* BEGIN *

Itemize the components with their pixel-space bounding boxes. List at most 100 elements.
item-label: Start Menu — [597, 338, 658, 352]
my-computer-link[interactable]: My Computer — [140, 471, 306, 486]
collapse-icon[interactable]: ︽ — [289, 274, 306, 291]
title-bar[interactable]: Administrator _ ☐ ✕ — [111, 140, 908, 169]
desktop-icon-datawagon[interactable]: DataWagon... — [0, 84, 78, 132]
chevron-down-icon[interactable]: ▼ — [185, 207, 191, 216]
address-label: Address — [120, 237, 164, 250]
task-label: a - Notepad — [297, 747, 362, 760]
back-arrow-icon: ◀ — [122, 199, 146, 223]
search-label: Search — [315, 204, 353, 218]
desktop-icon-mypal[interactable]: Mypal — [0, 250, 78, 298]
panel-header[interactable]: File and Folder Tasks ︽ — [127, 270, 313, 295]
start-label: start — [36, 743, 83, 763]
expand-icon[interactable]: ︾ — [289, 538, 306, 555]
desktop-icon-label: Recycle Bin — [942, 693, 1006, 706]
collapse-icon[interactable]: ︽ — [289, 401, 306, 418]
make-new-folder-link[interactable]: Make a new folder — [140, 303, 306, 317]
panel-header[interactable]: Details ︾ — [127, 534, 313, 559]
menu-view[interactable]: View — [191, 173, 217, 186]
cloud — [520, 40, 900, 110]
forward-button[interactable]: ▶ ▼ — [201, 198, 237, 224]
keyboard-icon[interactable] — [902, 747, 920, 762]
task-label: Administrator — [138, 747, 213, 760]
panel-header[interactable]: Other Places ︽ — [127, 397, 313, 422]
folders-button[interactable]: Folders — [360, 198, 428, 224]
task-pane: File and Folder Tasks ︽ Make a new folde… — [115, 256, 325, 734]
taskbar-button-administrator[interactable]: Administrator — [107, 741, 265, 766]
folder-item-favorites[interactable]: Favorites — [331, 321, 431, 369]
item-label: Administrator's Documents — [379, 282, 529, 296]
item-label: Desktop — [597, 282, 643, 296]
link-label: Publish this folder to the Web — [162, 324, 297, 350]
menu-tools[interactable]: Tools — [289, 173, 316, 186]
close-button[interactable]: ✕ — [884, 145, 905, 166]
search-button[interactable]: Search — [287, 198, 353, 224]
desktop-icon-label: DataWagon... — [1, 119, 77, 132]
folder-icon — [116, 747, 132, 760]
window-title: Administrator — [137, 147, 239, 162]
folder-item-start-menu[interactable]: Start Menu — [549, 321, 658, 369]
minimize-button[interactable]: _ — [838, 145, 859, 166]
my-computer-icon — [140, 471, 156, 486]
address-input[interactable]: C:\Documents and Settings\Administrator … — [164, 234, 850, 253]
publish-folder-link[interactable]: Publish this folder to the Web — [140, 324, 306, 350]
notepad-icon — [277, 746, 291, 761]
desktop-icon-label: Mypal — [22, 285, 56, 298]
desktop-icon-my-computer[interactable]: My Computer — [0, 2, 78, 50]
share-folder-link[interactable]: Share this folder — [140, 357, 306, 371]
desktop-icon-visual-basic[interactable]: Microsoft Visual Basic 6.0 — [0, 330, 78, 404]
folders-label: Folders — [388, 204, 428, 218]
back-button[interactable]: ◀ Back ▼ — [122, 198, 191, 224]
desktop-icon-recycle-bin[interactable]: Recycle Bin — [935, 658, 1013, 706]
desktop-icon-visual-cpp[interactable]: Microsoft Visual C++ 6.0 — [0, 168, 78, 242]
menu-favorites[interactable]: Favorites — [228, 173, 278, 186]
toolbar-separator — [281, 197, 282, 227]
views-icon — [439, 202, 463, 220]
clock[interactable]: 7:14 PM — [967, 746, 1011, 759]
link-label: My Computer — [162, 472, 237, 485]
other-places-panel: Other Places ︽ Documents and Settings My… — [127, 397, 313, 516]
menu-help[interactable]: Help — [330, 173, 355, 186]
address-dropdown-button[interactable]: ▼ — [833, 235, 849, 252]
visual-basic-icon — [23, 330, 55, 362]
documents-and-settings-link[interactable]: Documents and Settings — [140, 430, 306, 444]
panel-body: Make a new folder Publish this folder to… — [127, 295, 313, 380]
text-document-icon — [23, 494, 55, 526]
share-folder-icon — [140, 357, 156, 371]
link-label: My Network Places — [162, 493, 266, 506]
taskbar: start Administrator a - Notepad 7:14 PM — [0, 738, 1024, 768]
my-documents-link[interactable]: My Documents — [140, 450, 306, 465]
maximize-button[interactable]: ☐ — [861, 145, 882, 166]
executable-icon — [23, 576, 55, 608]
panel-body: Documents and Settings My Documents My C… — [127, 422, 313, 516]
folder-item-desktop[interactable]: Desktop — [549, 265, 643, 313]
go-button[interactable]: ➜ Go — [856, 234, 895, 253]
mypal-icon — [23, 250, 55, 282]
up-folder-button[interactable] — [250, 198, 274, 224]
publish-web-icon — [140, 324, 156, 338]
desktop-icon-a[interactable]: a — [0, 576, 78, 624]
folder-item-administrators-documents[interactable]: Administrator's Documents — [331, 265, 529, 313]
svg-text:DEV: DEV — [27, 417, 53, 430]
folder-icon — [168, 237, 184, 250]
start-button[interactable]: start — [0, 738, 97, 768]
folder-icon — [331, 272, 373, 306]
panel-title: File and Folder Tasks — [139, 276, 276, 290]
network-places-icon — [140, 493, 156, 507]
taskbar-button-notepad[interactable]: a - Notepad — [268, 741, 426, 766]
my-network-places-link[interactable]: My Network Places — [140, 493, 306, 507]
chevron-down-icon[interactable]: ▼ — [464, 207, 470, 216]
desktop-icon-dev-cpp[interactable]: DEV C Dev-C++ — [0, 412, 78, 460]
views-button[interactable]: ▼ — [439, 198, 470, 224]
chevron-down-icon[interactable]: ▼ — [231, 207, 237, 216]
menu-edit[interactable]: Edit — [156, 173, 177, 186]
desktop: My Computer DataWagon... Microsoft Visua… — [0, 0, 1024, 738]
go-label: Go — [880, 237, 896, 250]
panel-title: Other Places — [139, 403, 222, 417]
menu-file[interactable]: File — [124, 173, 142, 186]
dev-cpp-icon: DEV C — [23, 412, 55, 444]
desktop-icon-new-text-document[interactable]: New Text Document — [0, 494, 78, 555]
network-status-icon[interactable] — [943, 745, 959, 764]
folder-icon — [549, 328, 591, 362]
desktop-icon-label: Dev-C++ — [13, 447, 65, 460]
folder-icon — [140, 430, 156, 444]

* END *

### [Aim of the exercise]
List each line of the records above that contains the string "header".

### [Written answer]
panel-header[interactable]: File and Folder Tasks ︽ — [127, 270, 313, 295]
panel-header[interactable]: Details ︾ — [127, 534, 313, 559]
panel-header[interactable]: Other Places ︽ — [127, 397, 313, 422]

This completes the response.